** TASK TO COMPLETE **
Can you transcribe every entry word for word, skipping the images?

Data items:
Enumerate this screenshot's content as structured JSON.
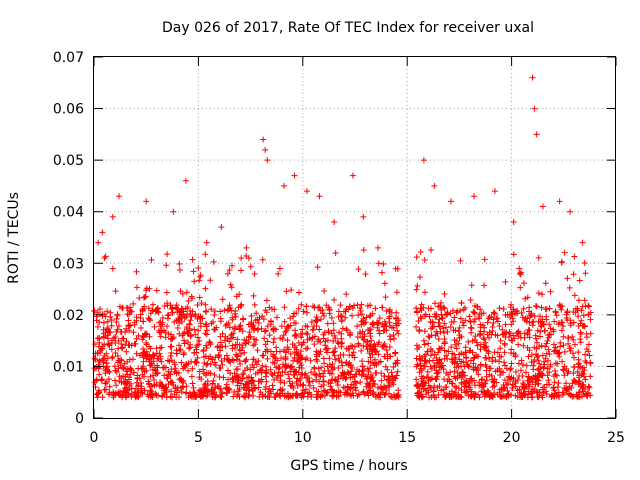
{
  "chart_data": {
    "type": "scatter",
    "title": "Day 026 of 2017, Rate Of TEC Index for receiver uxal",
    "xlabel": "GPS time / hours",
    "ylabel": "ROTI / TECUs",
    "xlim": [
      0,
      25
    ],
    "ylim": [
      0,
      0.07
    ],
    "xticks": [
      "0",
      "5",
      "10",
      "15",
      "20",
      "25"
    ],
    "yticks": [
      "0",
      "0.01",
      "0.02",
      "0.03",
      "0.04",
      "0.05",
      "0.06",
      "0.07"
    ],
    "grid": true,
    "marker": "plus",
    "color": "#ff0000",
    "series": [
      {
        "name": "ROTI",
        "segments": [
          {
            "x_range": [
              0,
              14.6
            ],
            "y_low": 0.004,
            "y_high": 0.033
          },
          {
            "x_range": [
              15.4,
              23.8
            ],
            "y_low": 0.004,
            "y_high": 0.033
          }
        ],
        "x": [
          0.2,
          0.4,
          0.9,
          1.2,
          2.5,
          3.8,
          4.4,
          5.4,
          6.1,
          7.3,
          8.1,
          8.2,
          8.3,
          9.1,
          9.6,
          10.2,
          10.8,
          11.5,
          12.4,
          12.9,
          13.6,
          15.8,
          16.3,
          17.1,
          18.2,
          19.2,
          20.1,
          21.0,
          21.1,
          21.2,
          21.5,
          22.3,
          22.8,
          23.4
        ],
        "y": [
          0.034,
          0.036,
          0.039,
          0.043,
          0.042,
          0.04,
          0.046,
          0.034,
          0.037,
          0.033,
          0.054,
          0.052,
          0.05,
          0.045,
          0.047,
          0.044,
          0.043,
          0.038,
          0.047,
          0.039,
          0.033,
          0.05,
          0.045,
          0.042,
          0.043,
          0.044,
          0.038,
          0.066,
          0.06,
          0.055,
          0.041,
          0.042,
          0.04,
          0.034
        ]
      }
    ]
  }
}
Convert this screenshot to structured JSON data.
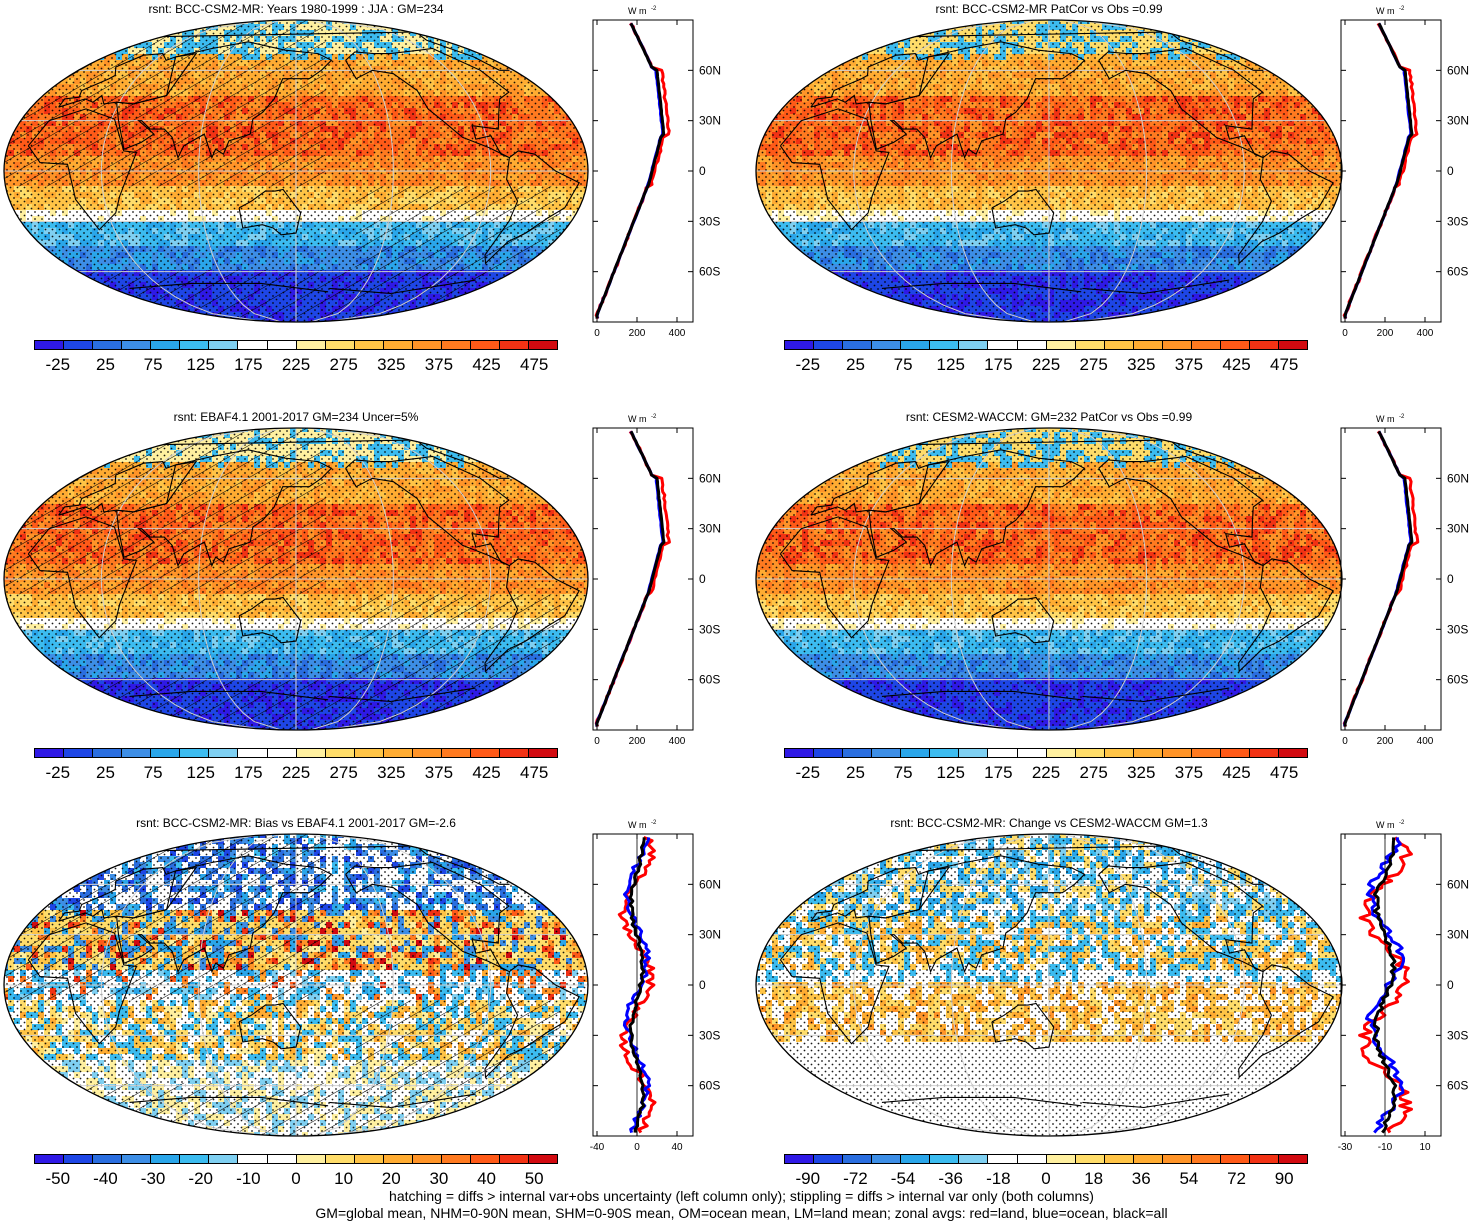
{
  "panels": [
    {
      "title": "rsnt: BCC-CSM2-MR: Years 1980-1999 : JJA : GM=234",
      "kind": "abs",
      "hatch": true,
      "colorbar_labels": [
        "-25",
        "25",
        "75",
        "125",
        "175",
        "225",
        "275",
        "325",
        "375",
        "425",
        "475"
      ],
      "zonal_x_ticks": [
        "0",
        "200",
        "400"
      ],
      "zonal_units": "W m",
      "zonal_units_exp": "-2"
    },
    {
      "title": "rsnt: BCC-CSM2-MR PatCor vs Obs =0.99",
      "kind": "abs",
      "hatch": false,
      "colorbar_labels": [
        "-25",
        "25",
        "75",
        "125",
        "175",
        "225",
        "275",
        "325",
        "375",
        "425",
        "475"
      ],
      "zonal_x_ticks": [
        "0",
        "200",
        "400"
      ],
      "zonal_units": "W m",
      "zonal_units_exp": "-2"
    },
    {
      "title": "rsnt: EBAF4.1 2001-2017 GM=234 Uncer=5%",
      "kind": "abs",
      "hatch": true,
      "colorbar_labels": [
        "-25",
        "25",
        "75",
        "125",
        "175",
        "225",
        "275",
        "325",
        "375",
        "425",
        "475"
      ],
      "zonal_x_ticks": [
        "0",
        "200",
        "400"
      ],
      "zonal_units": "W m",
      "zonal_units_exp": "-2"
    },
    {
      "title": "rsnt: CESM2-WACCM: GM=232 PatCor vs Obs =0.99",
      "kind": "abs",
      "hatch": false,
      "colorbar_labels": [
        "-25",
        "25",
        "75",
        "125",
        "175",
        "225",
        "275",
        "325",
        "375",
        "425",
        "475"
      ],
      "zonal_x_ticks": [
        "0",
        "200",
        "400"
      ],
      "zonal_units": "W m",
      "zonal_units_exp": "-2"
    },
    {
      "title": "rsnt: BCC-CSM2-MR: Bias vs EBAF4.1 2001-2017 GM=-2.6",
      "kind": "diff",
      "hatch": true,
      "colorbar_labels": [
        "-50",
        "-40",
        "-30",
        "-20",
        "-10",
        "0",
        "10",
        "20",
        "30",
        "40",
        "50"
      ],
      "zonal_x_ticks": [
        "-40",
        "0",
        "40"
      ],
      "zonal_units": "W m",
      "zonal_units_exp": "-2"
    },
    {
      "title": "rsnt: BCC-CSM2-MR: Change vs CESM2-WACCM GM=1.3",
      "kind": "diff",
      "hatch": false,
      "colorbar_labels": [
        "-90",
        "-72",
        "-54",
        "-36",
        "-18",
        "0",
        "18",
        "36",
        "54",
        "72",
        "90"
      ],
      "zonal_x_ticks": [
        "-30",
        "-10",
        "10"
      ],
      "zonal_units": "W m",
      "zonal_units_exp": "-2"
    }
  ],
  "lat_labels": [
    "60N",
    "30N",
    "0",
    "30S",
    "60S"
  ],
  "colors": {
    "abs": [
      "#2f19e6",
      "#1e46e6",
      "#2a6ee0",
      "#3d8ee6",
      "#2aa6ea",
      "#3cbcf0",
      "#7fd0f2",
      "#ffffff",
      "#ffffff",
      "#fff0a0",
      "#ffdd6a",
      "#ffc446",
      "#ffac32",
      "#ff9428",
      "#ff7a20",
      "#ff5a18",
      "#f23214",
      "#d20a10"
    ],
    "diff": [
      "#2f19e6",
      "#1e46e6",
      "#2a6ee0",
      "#3d8ee6",
      "#2aa6ea",
      "#3cbcf0",
      "#7fd0f2",
      "#ffffff",
      "#ffffff",
      "#fff0a0",
      "#ffdd6a",
      "#ffc446",
      "#ffac32",
      "#ff9428",
      "#ff7a20",
      "#ff5a18",
      "#f23214",
      "#d20a10"
    ]
  },
  "zonal_colors": {
    "land": "#ff0000",
    "ocean": "#0000ff",
    "all": "#000000"
  },
  "footer": {
    "line1": "hatching = diffs > internal var+obs uncertainty (left column only); stippling = diffs > internal var only (both columns)",
    "line2": "GM=global mean, NHM=0-90N mean, SHM=0-90S mean, OM=ocean mean, LM=land mean; zonal avgs: red=land, blue=ocean, black=all"
  }
}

** ANSWER FOR THE TASK **
Enumerate this screenshot's content as structured JSON.
{
  "chart_data": {
    "type": "scatter",
    "title": "Day 026 of 2017, Rate Of TEC Index for receiver uxal",
    "xlabel": "GPS time / hours",
    "ylabel": "ROTI / TECUs",
    "xlim": [
      0,
      25
    ],
    "ylim": [
      0,
      0.07
    ],
    "xticks": [
      "0",
      "5",
      "10",
      "15",
      "20",
      "25"
    ],
    "yticks": [
      "0",
      "0.01",
      "0.02",
      "0.03",
      "0.04",
      "0.05",
      "0.06",
      "0.07"
    ],
    "grid": true,
    "marker": "plus",
    "color": "#ff0000",
    "series": [
      {
        "name": "ROTI",
        "segments": [
          {
            "x_range": [
              0,
              14.6
            ],
            "y_low": 0.004,
            "y_high": 0.033
          },
          {
            "x_range": [
              15.4,
              23.8
            ],
            "y_low": 0.004,
            "y_high": 0.033
          }
        ],
        "x": [
          0.2,
          0.4,
          0.9,
          1.2,
          2.5,
          3.8,
          4.4,
          5.4,
          6.1,
          7.3,
          8.1,
          8.2,
          8.3,
          9.1,
          9.6,
          10.2,
          10.8,
          11.5,
          12.4,
          12.9,
          13.6,
          15.8,
          16.3,
          17.1,
          18.2,
          19.2,
          20.1,
          21.0,
          21.1,
          21.2,
          21.5,
          22.3,
          22.8,
          23.4
        ],
        "y": [
          0.034,
          0.036,
          0.039,
          0.043,
          0.042,
          0.04,
          0.046,
          0.034,
          0.037,
          0.033,
          0.054,
          0.052,
          0.05,
          0.045,
          0.047,
          0.044,
          0.043,
          0.038,
          0.047,
          0.039,
          0.033,
          0.05,
          0.045,
          0.042,
          0.043,
          0.044,
          0.038,
          0.066,
          0.06,
          0.055,
          0.041,
          0.042,
          0.04,
          0.034
        ]
      }
    ]
  }
}
Convert this screenshot to structured JSON data.
{
  "panels": [
    {
      "title": "rsnt: BCC-CSM2-MR: Years 1980-1999 : JJA : GM=234",
      "kind": "abs",
      "hatch": true,
      "colorbar_labels": [
        "-25",
        "25",
        "75",
        "125",
        "175",
        "225",
        "275",
        "325",
        "375",
        "425",
        "475"
      ],
      "zonal_x_ticks": [
        "0",
        "200",
        "400"
      ],
      "zonal_units": "W m",
      "zonal_units_exp": "-2"
    },
    {
      "title": "rsnt: BCC-CSM2-MR PatCor vs Obs =0.99",
      "kind": "abs",
      "hatch": false,
      "colorbar_labels": [
        "-25",
        "25",
        "75",
        "125",
        "175",
        "225",
        "275",
        "325",
        "375",
        "425",
        "475"
      ],
      "zonal_x_ticks": [
        "0",
        "200",
        "400"
      ],
      "zonal_units": "W m",
      "zonal_units_exp": "-2"
    },
    {
      "title": "rsnt: EBAF4.1 2001-2017 GM=234 Uncer=5%",
      "kind": "abs",
      "hatch": true,
      "colorbar_labels": [
        "-25",
        "25",
        "75",
        "125",
        "175",
        "225",
        "275",
        "325",
        "375",
        "425",
        "475"
      ],
      "zonal_x_ticks": [
        "0",
        "200",
        "400"
      ],
      "zonal_units": "W m",
      "zonal_units_exp": "-2"
    },
    {
      "title": "rsnt: CESM2-WACCM: GM=232 PatCor vs Obs =0.99",
      "kind": "abs",
      "hatch": false,
      "colorbar_labels": [
        "-25",
        "25",
        "75",
        "125",
        "175",
        "225",
        "275",
        "325",
        "375",
        "425",
        "475"
      ],
      "zonal_x_ticks": [
        "0",
        "200",
        "400"
      ],
      "zonal_units": "W m",
      "zonal_units_exp": "-2"
    },
    {
      "title": "rsnt: BCC-CSM2-MR: Bias vs EBAF4.1 2001-2017 GM=-2.6",
      "kind": "diff",
      "hatch": true,
      "colorbar_labels": [
        "-50",
        "-40",
        "-30",
        "-20",
        "-10",
        "0",
        "10",
        "20",
        "30",
        "40",
        "50"
      ],
      "zonal_x_ticks": [
        "-40",
        "0",
        "40"
      ],
      "zonal_units": "W m",
      "zonal_units_exp": "-2"
    },
    {
      "title": "rsnt: BCC-CSM2-MR: Change vs CESM2-WACCM GM=1.3",
      "kind": "diff",
      "hatch": false,
      "colorbar_labels": [
        "-90",
        "-72",
        "-54",
        "-36",
        "-18",
        "0",
        "18",
        "36",
        "54",
        "72",
        "90"
      ],
      "zonal_x_ticks": [
        "-30",
        "-10",
        "10"
      ],
      "zonal_units": "W m",
      "zonal_units_exp": "-2"
    }
  ],
  "lat_labels": [
    "60N",
    "30N",
    "0",
    "30S",
    "60S"
  ],
  "colors": {
    "abs": [
      "#2f19e6",
      "#1e46e6",
      "#2a6ee0",
      "#3d8ee6",
      "#2aa6ea",
      "#3cbcf0",
      "#7fd0f2",
      "#ffffff",
      "#ffffff",
      "#fff0a0",
      "#ffdd6a",
      "#ffc446",
      "#ffac32",
      "#ff9428",
      "#ff7a20",
      "#ff5a18",
      "#f23214",
      "#d20a10"
    ],
    "diff": [
      "#2f19e6",
      "#1e46e6",
      "#2a6ee0",
      "#3d8ee6",
      "#2aa6ea",
      "#3cbcf0",
      "#7fd0f2",
      "#ffffff",
      "#ffffff",
      "#fff0a0",
      "#ffdd6a",
      "#ffc446",
      "#ffac32",
      "#ff9428",
      "#ff7a20",
      "#ff5a18",
      "#f23214",
      "#d20a10"
    ]
  },
  "zonal_colors": {
    "land": "#ff0000",
    "ocean": "#0000ff",
    "all": "#000000"
  },
  "footer": {
    "line1": "hatching = diffs > internal var+obs uncertainty (left column only); stippling = diffs > internal var only (both columns)",
    "line2": "GM=global mean, NHM=0-90N mean, SHM=0-90S mean, OM=ocean mean, LM=land mean; zonal avgs: red=land, blue=ocean, black=all"
  }
}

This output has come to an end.